▸ **TO BE DONE**: Write out all of the data exactly as it appears.
---- DATA TO USE
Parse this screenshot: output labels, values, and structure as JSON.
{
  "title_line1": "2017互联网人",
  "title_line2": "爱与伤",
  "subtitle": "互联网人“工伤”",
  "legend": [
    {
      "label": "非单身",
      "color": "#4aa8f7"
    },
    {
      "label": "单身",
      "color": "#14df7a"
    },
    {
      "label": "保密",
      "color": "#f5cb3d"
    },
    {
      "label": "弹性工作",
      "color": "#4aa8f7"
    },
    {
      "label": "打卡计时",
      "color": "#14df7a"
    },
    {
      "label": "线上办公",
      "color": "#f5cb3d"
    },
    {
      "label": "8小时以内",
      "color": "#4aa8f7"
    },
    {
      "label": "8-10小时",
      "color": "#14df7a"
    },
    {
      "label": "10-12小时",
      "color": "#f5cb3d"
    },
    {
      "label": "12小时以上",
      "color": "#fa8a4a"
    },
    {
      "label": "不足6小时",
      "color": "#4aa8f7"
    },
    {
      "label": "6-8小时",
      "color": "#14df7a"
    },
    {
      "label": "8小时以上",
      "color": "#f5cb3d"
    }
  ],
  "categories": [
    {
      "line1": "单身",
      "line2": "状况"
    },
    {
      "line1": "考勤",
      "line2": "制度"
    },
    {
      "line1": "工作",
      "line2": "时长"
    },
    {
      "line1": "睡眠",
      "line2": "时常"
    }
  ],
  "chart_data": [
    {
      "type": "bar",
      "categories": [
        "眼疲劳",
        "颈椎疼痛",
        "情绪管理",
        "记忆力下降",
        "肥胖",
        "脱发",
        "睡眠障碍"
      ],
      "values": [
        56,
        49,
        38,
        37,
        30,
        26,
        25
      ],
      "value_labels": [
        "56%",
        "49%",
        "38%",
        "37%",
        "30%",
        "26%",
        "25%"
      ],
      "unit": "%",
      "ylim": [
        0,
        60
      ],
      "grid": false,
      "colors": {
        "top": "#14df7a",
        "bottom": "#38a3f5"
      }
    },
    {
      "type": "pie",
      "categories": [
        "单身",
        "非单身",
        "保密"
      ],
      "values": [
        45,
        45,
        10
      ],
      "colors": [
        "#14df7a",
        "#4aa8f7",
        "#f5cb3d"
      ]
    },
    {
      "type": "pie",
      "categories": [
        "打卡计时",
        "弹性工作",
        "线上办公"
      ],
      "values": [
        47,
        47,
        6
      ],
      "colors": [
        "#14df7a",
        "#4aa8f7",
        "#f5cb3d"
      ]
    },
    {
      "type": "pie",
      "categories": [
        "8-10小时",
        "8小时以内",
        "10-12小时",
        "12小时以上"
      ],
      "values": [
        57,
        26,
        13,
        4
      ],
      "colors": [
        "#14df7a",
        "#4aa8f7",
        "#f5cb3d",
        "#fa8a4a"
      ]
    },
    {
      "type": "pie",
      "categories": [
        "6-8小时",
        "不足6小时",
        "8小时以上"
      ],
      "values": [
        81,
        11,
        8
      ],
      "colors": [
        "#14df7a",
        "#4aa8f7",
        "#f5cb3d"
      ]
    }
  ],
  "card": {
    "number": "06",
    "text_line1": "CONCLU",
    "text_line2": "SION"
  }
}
--------
▸ **EXERCISE RESPONSE**:
Parse this screenshot: output labels, values, and structure as JSON.
{
  "title_line1": "2017互联网人",
  "title_line2": "爱与伤",
  "subtitle": "互联网人“工伤”",
  "legend": [
    {
      "label": "非单身",
      "color": "#4aa8f7"
    },
    {
      "label": "单身",
      "color": "#14df7a"
    },
    {
      "label": "保密",
      "color": "#f5cb3d"
    },
    {
      "label": "弹性工作",
      "color": "#4aa8f7"
    },
    {
      "label": "打卡计时",
      "color": "#14df7a"
    },
    {
      "label": "线上办公",
      "color": "#f5cb3d"
    },
    {
      "label": "8小时以内",
      "color": "#4aa8f7"
    },
    {
      "label": "8-10小时",
      "color": "#14df7a"
    },
    {
      "label": "10-12小时",
      "color": "#f5cb3d"
    },
    {
      "label": "12小时以上",
      "color": "#fa8a4a"
    },
    {
      "label": "不足6小时",
      "color": "#4aa8f7"
    },
    {
      "label": "6-8小时",
      "color": "#14df7a"
    },
    {
      "label": "8小时以上",
      "color": "#f5cb3d"
    }
  ],
  "categories": [
    {
      "line1": "单身",
      "line2": "状况"
    },
    {
      "line1": "考勤",
      "line2": "制度"
    },
    {
      "line1": "工作",
      "line2": "时长"
    },
    {
      "line1": "睡眠",
      "line2": "时常"
    }
  ],
  "chart_data": [
    {
      "type": "bar",
      "categories": [
        "眼疲劳",
        "颈椎疼痛",
        "情绪管理",
        "记忆力下降",
        "肥胖",
        "脱发",
        "睡眠障碍"
      ],
      "values": [
        56,
        49,
        38,
        37,
        30,
        26,
        25
      ],
      "value_labels": [
        "56%",
        "49%",
        "38%",
        "37%",
        "30%",
        "26%",
        "25%"
      ],
      "unit": "%",
      "ylim": [
        0,
        60
      ],
      "grid": false,
      "colors": {
        "top": "#14df7a",
        "bottom": "#38a3f5"
      }
    },
    {
      "type": "pie",
      "categories": [
        "单身",
        "非单身",
        "保密"
      ],
      "values": [
        45,
        45,
        10
      ],
      "colors": [
        "#14df7a",
        "#4aa8f7",
        "#f5cb3d"
      ]
    },
    {
      "type": "pie",
      "categories": [
        "打卡计时",
        "弹性工作",
        "线上办公"
      ],
      "values": [
        47,
        47,
        6
      ],
      "colors": [
        "#14df7a",
        "#4aa8f7",
        "#f5cb3d"
      ]
    },
    {
      "type": "pie",
      "categories": [
        "8-10小时",
        "8小时以内",
        "10-12小时",
        "12小时以上"
      ],
      "values": [
        57,
        26,
        13,
        4
      ],
      "colors": [
        "#14df7a",
        "#4aa8f7",
        "#f5cb3d",
        "#fa8a4a"
      ]
    },
    {
      "type": "pie",
      "categories": [
        "6-8小时",
        "不足6小时",
        "8小时以上"
      ],
      "values": [
        81,
        11,
        8
      ],
      "colors": [
        "#14df7a",
        "#4aa8f7",
        "#f5cb3d"
      ]
    }
  ],
  "card": {
    "number": "06",
    "text_line1": "CONCLU",
    "text_line2": "SION"
  }
}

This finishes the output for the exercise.